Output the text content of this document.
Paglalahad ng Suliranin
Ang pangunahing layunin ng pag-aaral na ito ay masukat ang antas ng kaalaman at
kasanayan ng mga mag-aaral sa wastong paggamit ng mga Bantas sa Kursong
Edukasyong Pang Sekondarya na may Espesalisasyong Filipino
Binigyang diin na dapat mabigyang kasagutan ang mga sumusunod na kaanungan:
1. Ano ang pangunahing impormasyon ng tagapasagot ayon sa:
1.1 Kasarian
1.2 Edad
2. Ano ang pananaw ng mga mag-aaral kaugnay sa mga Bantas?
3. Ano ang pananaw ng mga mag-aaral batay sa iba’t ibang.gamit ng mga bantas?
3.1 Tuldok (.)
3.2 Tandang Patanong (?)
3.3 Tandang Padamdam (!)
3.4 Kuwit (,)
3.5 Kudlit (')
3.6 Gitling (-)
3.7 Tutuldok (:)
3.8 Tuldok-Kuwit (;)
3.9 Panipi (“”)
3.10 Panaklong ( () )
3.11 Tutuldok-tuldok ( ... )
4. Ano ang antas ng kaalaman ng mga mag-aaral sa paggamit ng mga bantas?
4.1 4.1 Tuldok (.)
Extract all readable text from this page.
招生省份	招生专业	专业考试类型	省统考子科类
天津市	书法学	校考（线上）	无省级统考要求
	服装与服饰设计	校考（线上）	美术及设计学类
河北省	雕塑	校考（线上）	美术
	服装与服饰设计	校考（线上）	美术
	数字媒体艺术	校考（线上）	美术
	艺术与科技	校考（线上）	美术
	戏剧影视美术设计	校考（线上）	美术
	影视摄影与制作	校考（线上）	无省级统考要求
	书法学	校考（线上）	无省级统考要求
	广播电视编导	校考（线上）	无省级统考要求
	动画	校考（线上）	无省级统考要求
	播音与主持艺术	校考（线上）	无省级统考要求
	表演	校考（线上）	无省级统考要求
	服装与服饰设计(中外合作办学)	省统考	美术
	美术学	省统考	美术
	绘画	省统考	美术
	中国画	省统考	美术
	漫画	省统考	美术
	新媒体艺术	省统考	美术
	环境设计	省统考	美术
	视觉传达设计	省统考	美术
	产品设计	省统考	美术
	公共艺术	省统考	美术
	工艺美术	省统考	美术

★ ★ ★ ★

WORK TO BE COMPLETED: Transcribe exactly, and only, the lines from the one bearing "Extract all readable text from this page." through the last line of the entries, counting both.

ANSWER FOR THIS EXERCISE:
Extract all readable text from this page.
招生省份	招生专业	专业考试类型	省统考子科类
天津市	书法学	校考（线上）	无省级统考要求
	服装与服饰设计	校考（线上）	美术及设计学类
河北省	雕塑	校考（线上）	美术
	服装与服饰设计	校考（线上）	美术
	数字媒体艺术	校考（线上）	美术
	艺术与科技	校考（线上）	美术
	戏剧影视美术设计	校考（线上）	美术
	影视摄影与制作	校考（线上）	无省级统考要求
	书法学	校考（线上）	无省级统考要求
	广播电视编导	校考（线上）	无省级统考要求
	动画	校考（线上）	无省级统考要求
	播音与主持艺术	校考（线上）	无省级统考要求
	表演	校考（线上）	无省级统考要求
	服装与服饰设计(中外合作办学)	省统考	美术
	美术学	省统考	美术
	绘画	省统考	美术
	中国画	省统考	美术
	漫画	省统考	美术
	新媒体艺术	省统考	美术
	环境设计	省统考	美术
	视觉传达设计	省统考	美术
	产品设计	省统考	美术
	公共艺术	省统考	美术
	工艺美术	省统考	美术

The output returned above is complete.